There are four visibility modifiers in Kotlin: private, protected, internal, and public. The default visibility is public.

On this page, you'll learn how the modifiers apply to different types of declaring scopes.

Packages

Functions, properties, classes, objects, and interfaces can be declared at the "top-level" directly inside a package:

// file name: example.kt
package foo

fun baz() { ... }
class Bar { ... }
  • If you don't use a visibility modifier, public is used by default, which means that your declarations will be visible everywhere.
  • If you mark a declaration as private, it will only be visible inside the file that contains the declaration.
  • If you mark it as internal, it will be visible everywhere in the same module.
  • The protected modifier is not available for top-level declarations.

To use a visible top-level declaration from another package, you should import it.

{style="note"}

Examples:

// file name: example.kt
package foo

private fun foo() { ... } // visible inside example.kt

public var bar: Int = 5 // property is visible everywhere
    private set         // setter is visible only in example.kt
    
internal val baz = 6    // visible inside the same module

Class members

For members declared inside a class:

  • private means that the member is visible inside this class only (including all its members).
  • protected means that the member has the same visibility as one marked as private, but that it is also visible in subclasses.
  • internal means that any client inside this module who sees the declaring class sees its internal members.
  • public means that any client who sees the declaring class sees its public members.

In Kotlin, an outer class does not see private members of its inner classes.

{style="note"}

If you override a protected or an internal member and do not specify the visibility explicitly, the overriding member will also have the same visibility as the original.

## EXERCISES TO COMPLETE
1. Please reproduce the Kotlin visibility text between "Functions, properties, classes, objects, and" and "be visible everywhere.", inclusive.
2. According to the Kotlin visibility text, why is the top-level function baz in package foo, declared with no modifier, visible everywhere? Answer in one to three sentences.
3. Pick up the Kotlin visibility text after its last sentence and continue it.

## STORED RECORDS

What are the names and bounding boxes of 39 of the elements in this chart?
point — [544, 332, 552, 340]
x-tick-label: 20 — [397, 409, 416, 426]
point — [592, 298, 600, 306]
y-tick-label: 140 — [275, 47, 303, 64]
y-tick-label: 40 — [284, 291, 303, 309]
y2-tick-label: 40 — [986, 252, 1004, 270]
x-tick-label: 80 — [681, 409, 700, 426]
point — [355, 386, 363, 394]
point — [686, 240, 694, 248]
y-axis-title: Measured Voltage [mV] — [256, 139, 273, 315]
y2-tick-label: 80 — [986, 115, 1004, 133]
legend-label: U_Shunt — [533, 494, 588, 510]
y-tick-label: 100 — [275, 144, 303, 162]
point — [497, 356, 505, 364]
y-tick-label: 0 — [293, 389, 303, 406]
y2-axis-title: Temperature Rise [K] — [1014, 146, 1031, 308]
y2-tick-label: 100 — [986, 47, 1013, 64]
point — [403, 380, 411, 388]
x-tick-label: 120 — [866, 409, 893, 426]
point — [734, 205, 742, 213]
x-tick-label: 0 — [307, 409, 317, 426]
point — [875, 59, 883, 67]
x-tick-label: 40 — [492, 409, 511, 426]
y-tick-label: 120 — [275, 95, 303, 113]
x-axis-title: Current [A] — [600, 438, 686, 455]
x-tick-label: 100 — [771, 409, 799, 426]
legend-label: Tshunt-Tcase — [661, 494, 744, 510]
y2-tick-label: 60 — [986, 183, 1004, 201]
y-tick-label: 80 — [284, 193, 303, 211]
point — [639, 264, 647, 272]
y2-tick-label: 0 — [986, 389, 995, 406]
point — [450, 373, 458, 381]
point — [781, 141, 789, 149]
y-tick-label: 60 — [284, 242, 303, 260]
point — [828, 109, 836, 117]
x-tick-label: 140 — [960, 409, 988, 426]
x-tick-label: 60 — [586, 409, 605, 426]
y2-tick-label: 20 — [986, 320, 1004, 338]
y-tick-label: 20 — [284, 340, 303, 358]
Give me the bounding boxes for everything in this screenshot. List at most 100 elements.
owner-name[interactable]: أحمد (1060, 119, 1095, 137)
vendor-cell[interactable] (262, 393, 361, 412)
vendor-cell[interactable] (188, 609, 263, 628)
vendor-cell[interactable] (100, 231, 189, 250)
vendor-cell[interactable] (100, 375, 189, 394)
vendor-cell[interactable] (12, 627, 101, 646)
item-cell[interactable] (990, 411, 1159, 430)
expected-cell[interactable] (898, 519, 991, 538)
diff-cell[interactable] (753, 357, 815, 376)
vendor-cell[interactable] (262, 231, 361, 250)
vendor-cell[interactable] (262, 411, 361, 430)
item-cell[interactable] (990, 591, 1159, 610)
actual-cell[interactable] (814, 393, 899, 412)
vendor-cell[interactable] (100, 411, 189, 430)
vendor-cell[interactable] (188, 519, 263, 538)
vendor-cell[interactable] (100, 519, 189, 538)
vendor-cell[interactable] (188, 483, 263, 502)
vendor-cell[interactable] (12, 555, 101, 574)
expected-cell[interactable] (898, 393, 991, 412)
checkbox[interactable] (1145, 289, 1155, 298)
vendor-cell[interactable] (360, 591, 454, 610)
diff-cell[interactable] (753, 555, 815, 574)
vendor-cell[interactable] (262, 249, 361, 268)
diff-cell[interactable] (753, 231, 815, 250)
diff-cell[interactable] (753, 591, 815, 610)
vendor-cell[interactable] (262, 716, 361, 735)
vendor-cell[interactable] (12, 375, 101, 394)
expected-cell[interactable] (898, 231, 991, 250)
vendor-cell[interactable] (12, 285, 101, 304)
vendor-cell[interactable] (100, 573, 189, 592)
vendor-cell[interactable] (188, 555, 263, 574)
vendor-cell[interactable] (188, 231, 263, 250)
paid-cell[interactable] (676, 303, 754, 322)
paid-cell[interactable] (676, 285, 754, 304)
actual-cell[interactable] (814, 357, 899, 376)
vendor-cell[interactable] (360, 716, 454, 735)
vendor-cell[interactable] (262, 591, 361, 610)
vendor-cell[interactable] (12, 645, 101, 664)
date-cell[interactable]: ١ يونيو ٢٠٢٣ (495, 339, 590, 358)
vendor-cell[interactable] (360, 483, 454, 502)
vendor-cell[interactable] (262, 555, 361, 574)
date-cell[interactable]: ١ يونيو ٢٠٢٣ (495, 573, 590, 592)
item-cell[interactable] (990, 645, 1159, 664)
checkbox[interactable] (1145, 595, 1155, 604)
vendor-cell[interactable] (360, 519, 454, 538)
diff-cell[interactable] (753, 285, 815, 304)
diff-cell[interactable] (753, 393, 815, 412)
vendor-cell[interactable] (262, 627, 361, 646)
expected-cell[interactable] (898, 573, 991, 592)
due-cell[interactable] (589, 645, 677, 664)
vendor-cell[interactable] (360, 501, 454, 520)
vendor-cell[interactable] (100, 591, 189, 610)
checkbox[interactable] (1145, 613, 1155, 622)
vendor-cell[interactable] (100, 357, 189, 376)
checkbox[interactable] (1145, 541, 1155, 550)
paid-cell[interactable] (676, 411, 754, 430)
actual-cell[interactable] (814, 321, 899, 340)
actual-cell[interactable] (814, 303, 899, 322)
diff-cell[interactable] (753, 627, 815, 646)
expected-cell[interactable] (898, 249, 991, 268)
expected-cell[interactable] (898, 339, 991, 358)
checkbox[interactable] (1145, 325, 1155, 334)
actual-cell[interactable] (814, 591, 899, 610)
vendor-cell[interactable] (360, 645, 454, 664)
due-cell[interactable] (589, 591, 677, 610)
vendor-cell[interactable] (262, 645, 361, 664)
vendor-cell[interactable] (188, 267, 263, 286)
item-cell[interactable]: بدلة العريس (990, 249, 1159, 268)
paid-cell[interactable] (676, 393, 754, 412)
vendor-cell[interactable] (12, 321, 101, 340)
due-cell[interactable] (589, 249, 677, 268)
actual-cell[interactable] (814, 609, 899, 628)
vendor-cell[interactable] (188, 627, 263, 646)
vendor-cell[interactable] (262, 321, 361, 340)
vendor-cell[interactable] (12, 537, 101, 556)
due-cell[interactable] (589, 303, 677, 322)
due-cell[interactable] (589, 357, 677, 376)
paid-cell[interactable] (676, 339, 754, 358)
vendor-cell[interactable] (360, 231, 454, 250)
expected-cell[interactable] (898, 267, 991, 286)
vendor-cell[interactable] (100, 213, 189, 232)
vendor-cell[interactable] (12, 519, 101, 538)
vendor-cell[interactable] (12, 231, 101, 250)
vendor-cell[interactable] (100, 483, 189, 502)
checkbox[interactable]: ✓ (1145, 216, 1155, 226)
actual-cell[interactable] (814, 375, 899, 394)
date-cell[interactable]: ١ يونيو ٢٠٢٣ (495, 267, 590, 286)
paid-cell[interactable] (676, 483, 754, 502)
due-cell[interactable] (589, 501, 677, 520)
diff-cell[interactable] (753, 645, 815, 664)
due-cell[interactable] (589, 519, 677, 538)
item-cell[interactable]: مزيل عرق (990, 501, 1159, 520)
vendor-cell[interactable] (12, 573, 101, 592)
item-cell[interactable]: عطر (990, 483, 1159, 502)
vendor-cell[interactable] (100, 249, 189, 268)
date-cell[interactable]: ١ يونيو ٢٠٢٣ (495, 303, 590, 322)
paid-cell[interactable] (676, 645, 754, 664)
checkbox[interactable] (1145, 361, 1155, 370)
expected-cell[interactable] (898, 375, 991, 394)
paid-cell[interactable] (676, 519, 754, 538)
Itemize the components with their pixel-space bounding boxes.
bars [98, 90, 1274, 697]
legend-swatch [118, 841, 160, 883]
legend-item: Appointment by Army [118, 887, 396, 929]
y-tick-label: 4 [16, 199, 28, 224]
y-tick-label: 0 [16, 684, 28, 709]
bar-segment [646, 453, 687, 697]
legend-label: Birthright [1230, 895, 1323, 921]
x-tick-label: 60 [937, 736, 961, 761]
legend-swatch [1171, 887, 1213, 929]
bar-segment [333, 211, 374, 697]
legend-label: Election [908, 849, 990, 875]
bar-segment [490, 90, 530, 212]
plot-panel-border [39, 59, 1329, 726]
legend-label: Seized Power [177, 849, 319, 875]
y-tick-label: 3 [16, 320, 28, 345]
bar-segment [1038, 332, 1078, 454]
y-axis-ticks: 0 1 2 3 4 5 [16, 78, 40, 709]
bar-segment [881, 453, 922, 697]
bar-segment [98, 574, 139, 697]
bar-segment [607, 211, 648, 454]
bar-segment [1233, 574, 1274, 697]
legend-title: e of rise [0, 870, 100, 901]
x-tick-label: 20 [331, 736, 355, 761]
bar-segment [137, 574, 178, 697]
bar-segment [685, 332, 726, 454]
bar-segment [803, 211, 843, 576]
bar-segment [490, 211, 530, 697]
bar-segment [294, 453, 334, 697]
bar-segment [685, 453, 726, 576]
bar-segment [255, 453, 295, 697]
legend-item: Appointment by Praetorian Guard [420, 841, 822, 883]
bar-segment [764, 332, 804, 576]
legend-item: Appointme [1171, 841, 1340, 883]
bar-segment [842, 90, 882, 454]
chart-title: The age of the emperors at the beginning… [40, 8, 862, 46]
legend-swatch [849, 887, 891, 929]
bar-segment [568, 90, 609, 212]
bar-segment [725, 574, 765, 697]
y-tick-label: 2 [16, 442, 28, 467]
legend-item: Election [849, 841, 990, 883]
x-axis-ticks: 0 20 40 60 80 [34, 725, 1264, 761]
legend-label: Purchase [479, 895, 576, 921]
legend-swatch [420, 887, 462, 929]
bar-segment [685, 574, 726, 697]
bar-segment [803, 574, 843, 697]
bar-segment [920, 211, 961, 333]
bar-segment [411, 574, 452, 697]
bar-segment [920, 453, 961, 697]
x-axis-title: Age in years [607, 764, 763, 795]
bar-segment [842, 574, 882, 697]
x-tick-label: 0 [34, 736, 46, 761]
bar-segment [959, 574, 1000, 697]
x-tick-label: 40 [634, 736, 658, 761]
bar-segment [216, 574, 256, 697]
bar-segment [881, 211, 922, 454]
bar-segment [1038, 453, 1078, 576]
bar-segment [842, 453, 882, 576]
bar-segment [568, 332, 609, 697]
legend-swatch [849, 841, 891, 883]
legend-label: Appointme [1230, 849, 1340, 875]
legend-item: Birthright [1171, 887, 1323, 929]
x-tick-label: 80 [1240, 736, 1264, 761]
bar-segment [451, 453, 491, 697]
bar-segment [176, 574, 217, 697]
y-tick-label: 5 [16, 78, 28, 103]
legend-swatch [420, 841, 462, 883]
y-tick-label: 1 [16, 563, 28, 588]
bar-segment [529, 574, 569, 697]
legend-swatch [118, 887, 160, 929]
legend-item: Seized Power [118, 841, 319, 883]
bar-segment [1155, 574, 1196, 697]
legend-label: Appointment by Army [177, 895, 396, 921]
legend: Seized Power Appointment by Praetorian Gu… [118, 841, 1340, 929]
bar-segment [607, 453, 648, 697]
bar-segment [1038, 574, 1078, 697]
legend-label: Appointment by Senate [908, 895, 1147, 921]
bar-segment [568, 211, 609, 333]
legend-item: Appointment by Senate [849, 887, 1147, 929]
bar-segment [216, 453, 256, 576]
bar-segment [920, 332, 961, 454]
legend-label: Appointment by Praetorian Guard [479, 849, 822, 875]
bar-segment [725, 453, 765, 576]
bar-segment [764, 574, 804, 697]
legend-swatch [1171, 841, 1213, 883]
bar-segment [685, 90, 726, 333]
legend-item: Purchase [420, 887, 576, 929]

## TASK-BY-TASK OUTPUTS
1.
Functions, properties, classes, objects, and interfaces can be declared at the "top-level" directly inside a package:

// file name: example.kt
package foo

fun baz() { ... }
class Bar { ... }
  • If you don't use a visibility modifier, public is used by default, which means that your declarations will be visible everywhere.

2. No visibility modifier is given on baz, so Kotlin applies public, the default. A public declaration is visible everywhere.

3.
Examples:

open class Outer {
    private val a = 1
    protected open val b = 2
    internal open val c = 3
    val d = 4  // public by default
    
    protected class Nested {
        public val e: Int = 5
    }
}

class Subclass : Outer() {
    // a is not visible
    // b, c and d are visible
    // Nested and e are visible

    override val b = 5   // 'b' is protected
    override val c = 7   // 'c' is internal
}

class Unrelated(o: Outer) {
    // o.a, o.b are not visible
    // o.c and o.d are visible (same module)
    // Outer.Nested is not visible, and Nested::e is not visible either 
}

Constructors

Use the following syntax to specify the visibility of the primary constructor of a class:

You need to add an explicit constructor keyword.

{style="note"}

class C private constructor(a: Int) { ... }

Here the constructor is private. By default, all constructors are public, which effectively amounts to them being visible everywhere the class is visible (this means that a constructor of an internal class is only visible within the same module).

For sealed classes, constructors are protected by default. For more information, see Sealed classes.

Local declarations

Local variables, functions, and classes can't have visibility modifiers.

Modules

The internal visibility modifier means that the member is visible within the same module. More specifically, a module is a set of Kotlin files compiled together, for example:

  • An IntelliJ IDEA module.
  • A Maven project.
  • A Gradle source set (with the exception that the test source set can access the internal declarations of main).
  • A set of files compiled with one invocation of the <kotlinc> Ant task.